[Data excerpts]
..........

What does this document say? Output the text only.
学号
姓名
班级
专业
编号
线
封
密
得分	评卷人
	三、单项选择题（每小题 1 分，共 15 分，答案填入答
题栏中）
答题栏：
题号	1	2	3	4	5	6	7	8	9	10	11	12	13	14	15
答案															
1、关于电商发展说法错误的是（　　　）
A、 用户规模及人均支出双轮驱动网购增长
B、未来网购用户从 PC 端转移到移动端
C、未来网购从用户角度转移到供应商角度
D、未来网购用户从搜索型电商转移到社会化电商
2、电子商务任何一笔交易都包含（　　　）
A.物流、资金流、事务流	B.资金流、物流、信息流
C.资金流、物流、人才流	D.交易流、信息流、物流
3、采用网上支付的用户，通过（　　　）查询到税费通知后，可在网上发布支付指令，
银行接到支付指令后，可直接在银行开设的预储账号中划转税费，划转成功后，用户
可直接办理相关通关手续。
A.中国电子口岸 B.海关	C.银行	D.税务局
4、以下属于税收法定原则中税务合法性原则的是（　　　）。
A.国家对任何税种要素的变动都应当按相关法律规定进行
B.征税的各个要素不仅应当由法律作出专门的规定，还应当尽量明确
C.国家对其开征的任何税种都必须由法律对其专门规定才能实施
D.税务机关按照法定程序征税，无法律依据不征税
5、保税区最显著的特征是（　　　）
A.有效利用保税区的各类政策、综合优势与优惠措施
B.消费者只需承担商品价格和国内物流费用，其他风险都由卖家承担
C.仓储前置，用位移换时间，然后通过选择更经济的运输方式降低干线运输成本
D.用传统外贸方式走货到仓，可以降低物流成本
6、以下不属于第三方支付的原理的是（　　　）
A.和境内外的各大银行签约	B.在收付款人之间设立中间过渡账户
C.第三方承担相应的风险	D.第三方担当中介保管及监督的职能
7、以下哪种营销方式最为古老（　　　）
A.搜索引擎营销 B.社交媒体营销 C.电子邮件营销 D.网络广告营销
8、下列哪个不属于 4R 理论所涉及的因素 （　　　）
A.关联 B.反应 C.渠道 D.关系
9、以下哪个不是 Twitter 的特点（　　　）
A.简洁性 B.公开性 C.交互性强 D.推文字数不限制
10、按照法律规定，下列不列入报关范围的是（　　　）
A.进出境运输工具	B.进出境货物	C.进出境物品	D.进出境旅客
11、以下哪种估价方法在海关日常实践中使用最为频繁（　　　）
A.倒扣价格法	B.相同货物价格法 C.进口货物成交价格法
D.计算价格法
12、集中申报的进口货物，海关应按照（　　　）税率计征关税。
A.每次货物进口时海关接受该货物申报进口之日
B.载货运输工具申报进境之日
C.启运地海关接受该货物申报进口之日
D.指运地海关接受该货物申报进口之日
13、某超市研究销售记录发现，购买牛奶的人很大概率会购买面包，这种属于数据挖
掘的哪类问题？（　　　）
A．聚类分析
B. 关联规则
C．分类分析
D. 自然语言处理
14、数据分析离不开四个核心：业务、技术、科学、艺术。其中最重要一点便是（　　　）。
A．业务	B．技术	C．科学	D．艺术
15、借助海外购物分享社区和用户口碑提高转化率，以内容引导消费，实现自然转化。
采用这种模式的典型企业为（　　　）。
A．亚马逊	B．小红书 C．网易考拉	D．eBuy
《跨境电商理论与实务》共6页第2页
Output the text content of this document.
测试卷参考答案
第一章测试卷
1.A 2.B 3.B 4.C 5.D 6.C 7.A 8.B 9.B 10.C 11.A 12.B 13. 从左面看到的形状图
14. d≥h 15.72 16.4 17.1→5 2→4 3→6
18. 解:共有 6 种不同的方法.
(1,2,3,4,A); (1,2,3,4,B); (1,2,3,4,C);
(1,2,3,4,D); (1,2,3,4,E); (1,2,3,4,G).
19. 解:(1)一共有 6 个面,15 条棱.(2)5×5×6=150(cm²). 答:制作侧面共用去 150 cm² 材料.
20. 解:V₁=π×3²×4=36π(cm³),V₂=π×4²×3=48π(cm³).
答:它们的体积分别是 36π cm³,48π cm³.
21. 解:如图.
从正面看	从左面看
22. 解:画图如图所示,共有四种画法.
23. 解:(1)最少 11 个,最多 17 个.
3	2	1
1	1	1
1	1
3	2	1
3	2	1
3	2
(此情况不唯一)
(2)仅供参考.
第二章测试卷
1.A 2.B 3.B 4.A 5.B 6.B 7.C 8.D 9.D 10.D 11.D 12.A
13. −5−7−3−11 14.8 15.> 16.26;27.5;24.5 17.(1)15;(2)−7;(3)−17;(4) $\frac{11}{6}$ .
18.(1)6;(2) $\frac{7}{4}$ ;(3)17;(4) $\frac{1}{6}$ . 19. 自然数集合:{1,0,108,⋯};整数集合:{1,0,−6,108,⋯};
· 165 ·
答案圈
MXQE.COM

..........

# Requirements
Repeat the data precisely, line by line.

# Task result
What does this document say? Output the text only.
学号
姓名
班级
专业
编号
线
封
密
得分	评卷人
	三、单项选择题（每小题 1 分，共 15 分，答案填入答
题栏中）
答题栏：
题号	1	2	3	4	5	6	7	8	9	10	11	12	13	14	15
答案															
1、关于电商发展说法错误的是（　　　）
A、 用户规模及人均支出双轮驱动网购增长
B、未来网购用户从 PC 端转移到移动端
C、未来网购从用户角度转移到供应商角度
D、未来网购用户从搜索型电商转移到社会化电商
2、电子商务任何一笔交易都包含（　　　）
A.物流、资金流、事务流	B.资金流、物流、信息流
C.资金流、物流、人才流	D.交易流、信息流、物流
3、采用网上支付的用户，通过（　　　）查询到税费通知后，可在网上发布支付指令，
银行接到支付指令后，可直接在银行开设的预储账号中划转税费，划转成功后，用户
可直接办理相关通关手续。
A.中国电子口岸 B.海关	C.银行	D.税务局
4、以下属于税收法定原则中税务合法性原则的是（　　　）。
A.国家对任何税种要素的变动都应当按相关法律规定进行
B.征税的各个要素不仅应当由法律作出专门的规定，还应当尽量明确
C.国家对其开征的任何税种都必须由法律对其专门规定才能实施
D.税务机关按照法定程序征税，无法律依据不征税
5、保税区最显著的特征是（　　　）
A.有效利用保税区的各类政策、综合优势与优惠措施
B.消费者只需承担商品价格和国内物流费用，其他风险都由卖家承担
C.仓储前置，用位移换时间，然后通过选择更经济的运输方式降低干线运输成本
D.用传统外贸方式走货到仓，可以降低物流成本
6、以下不属于第三方支付的原理的是（　　　）
A.和境内外的各大银行签约	B.在收付款人之间设立中间过渡账户
C.第三方承担相应的风险	D.第三方担当中介保管及监督的职能
7、以下哪种营销方式最为古老（　　　）
A.搜索引擎营销 B.社交媒体营销 C.电子邮件营销 D.网络广告营销
8、下列哪个不属于 4R 理论所涉及的因素 （　　　）
A.关联 B.反应 C.渠道 D.关系
9、以下哪个不是 Twitter 的特点（　　　）
A.简洁性 B.公开性 C.交互性强 D.推文字数不限制
10、按照法律规定，下列不列入报关范围的是（　　　）
A.进出境运输工具	B.进出境货物	C.进出境物品	D.进出境旅客
11、以下哪种估价方法在海关日常实践中使用最为频繁（　　　）
A.倒扣价格法	B.相同货物价格法 C.进口货物成交价格法
D.计算价格法
12、集中申报的进口货物，海关应按照（　　　）税率计征关税。
A.每次货物进口时海关接受该货物申报进口之日
B.载货运输工具申报进境之日
C.启运地海关接受该货物申报进口之日
D.指运地海关接受该货物申报进口之日
13、某超市研究销售记录发现，购买牛奶的人很大概率会购买面包，这种属于数据挖
掘的哪类问题？（　　　）
A．聚类分析
B. 关联规则
C．分类分析
D. 自然语言处理
14、数据分析离不开四个核心：业务、技术、科学、艺术。其中最重要一点便是（　　　）。
A．业务	B．技术	C．科学	D．艺术
15、借助海外购物分享社区和用户口碑提高转化率，以内容引导消费，实现自然转化。
采用这种模式的典型企业为（　　　）。
A．亚马逊	B．小红书 C．网易考拉	D．eBuy
《跨境电商理论与实务》共6页第2页
Output the text content of this document.
测试卷参考答案
第一章测试卷
1.A 2.B 3.B 4.C 5.D 6.C 7.A 8.B 9.B 10.C 11.A 12.B 13. 从左面看到的形状图
14. d≥h 15.72 16.4 17.1→5 2→4 3→6
18. 解:共有 6 种不同的方法.
(1,2,3,4,A); (1,2,3,4,B); (1,2,3,4,C);
(1,2,3,4,D); (1,2,3,4,E); (1,2,3,4,G).
19. 解:(1)一共有 6 个面,15 条棱.(2)5×5×6=150(cm²). 答:制作侧面共用去 150 cm² 材料.
20. 解:V₁=π×3²×4=36π(cm³),V₂=π×4²×3=48π(cm³).
答:它们的体积分别是 36π cm³,48π cm³.
21. 解:如图.
从正面看	从左面看
22. 解:画图如图所示,共有四种画法.
23. 解:(1)最少 11 个,最多 17 个.
3	2	1
1	1	1
1	1
3	2	1
3	2	1
3	2
(此情况不唯一)
(2)仅供参考.
第二章测试卷
1.A 2.B 3.B 4.A 5.B 6.B 7.C 8.D 9.D 10.D 11.D 12.A
13. −5−7−3−11 14.8 15.> 16.26;27.5;24.5 17.(1)15;(2)−7;(3)−17;(4) $\frac{11}{6}$ .
18.(1)6;(2) $\frac{7}{4}$ ;(3)17;(4) $\frac{1}{6}$ . 19. 自然数集合:{1,0,108,⋯};整数集合:{1,0,−6,108,⋯};
· 165 ·
答案圈
MXQE.COM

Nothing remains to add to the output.